Aim of the exercise: Could you copy every line from the material below in which "label" appears?

★ ★ ★

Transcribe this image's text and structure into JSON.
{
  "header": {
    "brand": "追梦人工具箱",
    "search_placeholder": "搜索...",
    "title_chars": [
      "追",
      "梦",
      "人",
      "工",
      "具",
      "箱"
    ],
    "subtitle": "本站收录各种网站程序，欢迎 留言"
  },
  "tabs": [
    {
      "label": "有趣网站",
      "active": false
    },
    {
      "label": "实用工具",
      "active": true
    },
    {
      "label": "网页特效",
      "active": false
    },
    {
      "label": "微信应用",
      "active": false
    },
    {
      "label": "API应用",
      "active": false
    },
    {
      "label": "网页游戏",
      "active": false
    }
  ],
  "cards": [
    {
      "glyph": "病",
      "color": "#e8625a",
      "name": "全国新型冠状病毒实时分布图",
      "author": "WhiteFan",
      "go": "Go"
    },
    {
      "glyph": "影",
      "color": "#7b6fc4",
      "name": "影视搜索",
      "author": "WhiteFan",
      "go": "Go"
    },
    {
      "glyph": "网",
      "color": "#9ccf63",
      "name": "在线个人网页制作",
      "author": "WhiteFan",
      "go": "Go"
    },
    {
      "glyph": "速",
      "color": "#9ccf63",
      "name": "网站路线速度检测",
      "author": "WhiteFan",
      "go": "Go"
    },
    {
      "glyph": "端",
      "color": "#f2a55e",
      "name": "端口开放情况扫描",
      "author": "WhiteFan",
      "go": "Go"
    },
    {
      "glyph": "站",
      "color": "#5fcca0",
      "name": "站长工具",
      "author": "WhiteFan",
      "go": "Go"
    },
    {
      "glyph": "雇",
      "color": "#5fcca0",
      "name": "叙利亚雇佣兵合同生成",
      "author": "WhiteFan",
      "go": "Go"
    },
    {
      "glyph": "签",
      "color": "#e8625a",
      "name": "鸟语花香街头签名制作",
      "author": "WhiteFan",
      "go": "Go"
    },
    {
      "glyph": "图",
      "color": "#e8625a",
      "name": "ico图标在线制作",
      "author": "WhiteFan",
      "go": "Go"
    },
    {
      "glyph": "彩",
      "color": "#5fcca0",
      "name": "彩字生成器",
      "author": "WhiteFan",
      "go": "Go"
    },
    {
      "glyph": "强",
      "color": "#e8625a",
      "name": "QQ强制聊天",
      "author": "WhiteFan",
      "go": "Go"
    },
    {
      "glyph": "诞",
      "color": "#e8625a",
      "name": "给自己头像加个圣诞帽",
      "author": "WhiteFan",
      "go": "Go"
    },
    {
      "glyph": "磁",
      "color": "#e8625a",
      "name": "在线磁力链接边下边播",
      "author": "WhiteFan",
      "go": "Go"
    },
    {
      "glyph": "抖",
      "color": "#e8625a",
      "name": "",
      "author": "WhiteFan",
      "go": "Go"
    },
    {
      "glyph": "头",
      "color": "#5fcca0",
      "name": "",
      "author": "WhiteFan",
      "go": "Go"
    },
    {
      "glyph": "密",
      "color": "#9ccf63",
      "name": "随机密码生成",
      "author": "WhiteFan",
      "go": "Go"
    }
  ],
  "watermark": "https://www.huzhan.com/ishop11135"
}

★ ★ ★

Answer for the task:
      "label": "有趣网站",
      "label": "实用工具",
      "label": "网页特效",
      "label": "微信应用",
      "label": "API应用",
      "label": "网页游戏",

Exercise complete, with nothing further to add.